**Task brief**
Pick out all lines with the word "Period" from the records that follow.

····················

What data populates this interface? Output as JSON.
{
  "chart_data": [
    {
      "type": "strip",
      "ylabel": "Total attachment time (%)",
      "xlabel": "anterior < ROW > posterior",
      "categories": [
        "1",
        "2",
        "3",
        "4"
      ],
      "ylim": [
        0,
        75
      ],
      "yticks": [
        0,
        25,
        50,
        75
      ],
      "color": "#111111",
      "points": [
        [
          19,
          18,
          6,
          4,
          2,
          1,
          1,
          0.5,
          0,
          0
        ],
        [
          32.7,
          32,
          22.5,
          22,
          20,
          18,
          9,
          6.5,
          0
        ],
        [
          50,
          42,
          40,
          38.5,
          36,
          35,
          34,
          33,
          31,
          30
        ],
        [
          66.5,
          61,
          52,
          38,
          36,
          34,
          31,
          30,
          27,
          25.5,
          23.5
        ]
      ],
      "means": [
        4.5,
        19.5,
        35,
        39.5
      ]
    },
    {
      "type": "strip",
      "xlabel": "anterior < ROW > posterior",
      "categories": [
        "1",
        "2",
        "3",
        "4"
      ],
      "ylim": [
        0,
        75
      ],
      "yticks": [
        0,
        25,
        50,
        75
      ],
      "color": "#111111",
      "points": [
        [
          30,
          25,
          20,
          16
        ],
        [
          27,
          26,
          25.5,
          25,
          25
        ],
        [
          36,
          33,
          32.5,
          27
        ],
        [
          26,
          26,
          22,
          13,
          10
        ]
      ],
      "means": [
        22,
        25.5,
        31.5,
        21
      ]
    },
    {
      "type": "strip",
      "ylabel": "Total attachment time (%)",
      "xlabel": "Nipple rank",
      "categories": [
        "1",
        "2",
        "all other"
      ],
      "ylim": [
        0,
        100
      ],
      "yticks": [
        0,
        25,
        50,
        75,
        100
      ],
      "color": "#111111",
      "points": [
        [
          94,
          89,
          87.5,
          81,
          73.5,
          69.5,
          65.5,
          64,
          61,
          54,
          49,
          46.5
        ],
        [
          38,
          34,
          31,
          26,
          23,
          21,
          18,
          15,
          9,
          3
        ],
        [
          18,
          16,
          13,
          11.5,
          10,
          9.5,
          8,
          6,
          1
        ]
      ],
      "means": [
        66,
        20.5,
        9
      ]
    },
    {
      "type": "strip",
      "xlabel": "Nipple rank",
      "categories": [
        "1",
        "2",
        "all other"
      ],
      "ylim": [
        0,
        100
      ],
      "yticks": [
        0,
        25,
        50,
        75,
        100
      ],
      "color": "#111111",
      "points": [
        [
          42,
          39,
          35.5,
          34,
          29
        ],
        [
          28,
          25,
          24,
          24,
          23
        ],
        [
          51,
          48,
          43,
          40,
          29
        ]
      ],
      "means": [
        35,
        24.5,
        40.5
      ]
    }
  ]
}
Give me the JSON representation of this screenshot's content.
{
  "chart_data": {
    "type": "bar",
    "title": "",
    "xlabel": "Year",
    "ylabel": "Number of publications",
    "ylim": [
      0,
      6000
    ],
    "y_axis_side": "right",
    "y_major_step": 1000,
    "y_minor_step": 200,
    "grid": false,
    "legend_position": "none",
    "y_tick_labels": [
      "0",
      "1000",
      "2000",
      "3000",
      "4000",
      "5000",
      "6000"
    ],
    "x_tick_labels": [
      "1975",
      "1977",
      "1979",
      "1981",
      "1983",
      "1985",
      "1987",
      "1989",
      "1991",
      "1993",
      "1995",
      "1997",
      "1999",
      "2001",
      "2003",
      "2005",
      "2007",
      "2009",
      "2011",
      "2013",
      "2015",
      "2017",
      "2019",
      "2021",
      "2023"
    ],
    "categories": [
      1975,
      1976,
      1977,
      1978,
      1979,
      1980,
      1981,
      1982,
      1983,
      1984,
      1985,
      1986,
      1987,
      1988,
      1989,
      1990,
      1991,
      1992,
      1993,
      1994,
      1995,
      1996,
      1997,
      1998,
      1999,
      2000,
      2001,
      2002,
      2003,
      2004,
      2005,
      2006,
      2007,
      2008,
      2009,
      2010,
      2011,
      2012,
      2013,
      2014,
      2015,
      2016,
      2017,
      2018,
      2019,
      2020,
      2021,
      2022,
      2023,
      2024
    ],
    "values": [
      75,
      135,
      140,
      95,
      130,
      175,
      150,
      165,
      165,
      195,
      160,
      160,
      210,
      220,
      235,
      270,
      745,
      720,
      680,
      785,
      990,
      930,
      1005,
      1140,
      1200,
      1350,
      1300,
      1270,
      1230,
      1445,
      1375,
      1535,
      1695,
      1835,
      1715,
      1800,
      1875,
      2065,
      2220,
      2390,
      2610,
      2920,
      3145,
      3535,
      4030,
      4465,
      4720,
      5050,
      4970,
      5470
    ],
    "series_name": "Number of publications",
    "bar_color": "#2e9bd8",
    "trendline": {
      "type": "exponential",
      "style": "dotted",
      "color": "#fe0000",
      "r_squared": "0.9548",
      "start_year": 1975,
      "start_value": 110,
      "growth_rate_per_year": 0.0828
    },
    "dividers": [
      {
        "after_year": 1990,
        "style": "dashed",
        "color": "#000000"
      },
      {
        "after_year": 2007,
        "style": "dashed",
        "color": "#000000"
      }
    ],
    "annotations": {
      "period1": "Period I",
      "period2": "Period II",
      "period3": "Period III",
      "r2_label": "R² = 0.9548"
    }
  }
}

····················

**Exercise result**
      "period1": "Period I",
      "period2": "Period II",
      "period3": "Period III",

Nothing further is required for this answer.